[Stored items]
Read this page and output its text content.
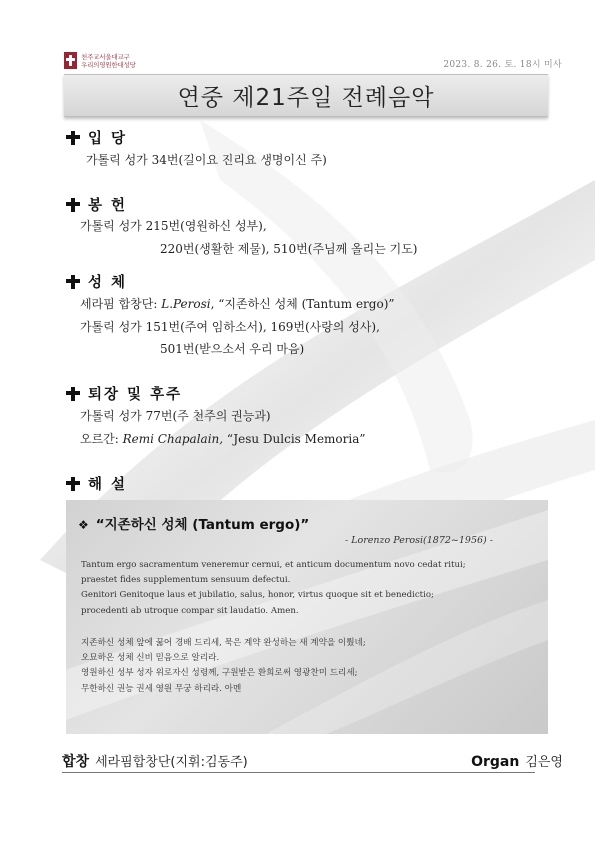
천주교서울대교구
우리의영원한대성당	2023. 8. 26. 토. 18시 미사
연중 제21주일 전례음악
입 당
가톨릭 성가 34번(길이요 진리요 생명이신 주)
봉 헌
가톨릭 성가 215번(영원하신 성부),
220번(생활한 제물), 510번(주님께 올리는 기도)
성 체
세라핌 합창단: L.Perosi, “지존하신 성체 (Tantum ergo)”
가톨릭 성가 151번(주여 임하소서), 169번(사랑의 성사),
501번(받으소서 우리 마음)
퇴장 및 후주
가톨릭 성가 77번(주 천주의 권능과)
오르간: Remi Chapalain, “Jesu Dulcis Memoria”
해 설
❖ “지존하신 성체 (Tantum ergo)”
- Lorenzo Perosi(1872~1956) -
Tantum ergo sacramentum veneremur cernui, et anticum documentum novo cedat ritui;
praestet fides supplementum sensuum defectui.
Genitori Genitoque laus et jubilatio, salus, honor, virtus quoque sit et benedictio;
procedenti ab utroque compar sit laudatio. Amen.
지존하신 성체 앞에 꿇어 경배 드리세, 묵은 계약 완성하는 새 계약을 이뤘네;
오묘하온 성체 신비 믿음으로 알리라.
영원하신 성부 성자 위로자신 성령께, 구원받은 환희로써 영광찬미 드리세;
무한하신 권능 권세 영원 무궁 하리라. 아멘
합창 세라핌합창단(지휘:김동주)	Organ 김은영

* [Exercise aim]:
The records above need to be given again exactly. Omit the pictures.

* [Answer in full]:
Read this page and output its text content.
천주교서울대교구
우리의영원한대성당	2023. 8. 26. 토. 18시 미사
연중 제21주일 전례음악
입 당
가톨릭 성가 34번(길이요 진리요 생명이신 주)
봉 헌
가톨릭 성가 215번(영원하신 성부),
220번(생활한 제물), 510번(주님께 올리는 기도)
성 체
세라핌 합창단: L.Perosi, “지존하신 성체 (Tantum ergo)”
가톨릭 성가 151번(주여 임하소서), 169번(사랑의 성사),
501번(받으소서 우리 마음)
퇴장 및 후주
가톨릭 성가 77번(주 천주의 권능과)
오르간: Remi Chapalain, “Jesu Dulcis Memoria”
해 설
❖ “지존하신 성체 (Tantum ergo)”
- Lorenzo Perosi(1872~1956) -
Tantum ergo sacramentum veneremur cernui, et anticum documentum novo cedat ritui;
praestet fides supplementum sensuum defectui.
Genitori Genitoque laus et jubilatio, salus, honor, virtus quoque sit et benedictio;
procedenti ab utroque compar sit laudatio. Amen.
지존하신 성체 앞에 꿇어 경배 드리세, 묵은 계약 완성하는 새 계약을 이뤘네;
오묘하온 성체 신비 믿음으로 알리라.
영원하신 성부 성자 위로자신 성령께, 구원받은 환희로써 영광찬미 드리세;
무한하신 권능 권세 영원 무궁 하리라. 아멘
합창 세라핌합창단(지휘:김동주)	Organ 김은영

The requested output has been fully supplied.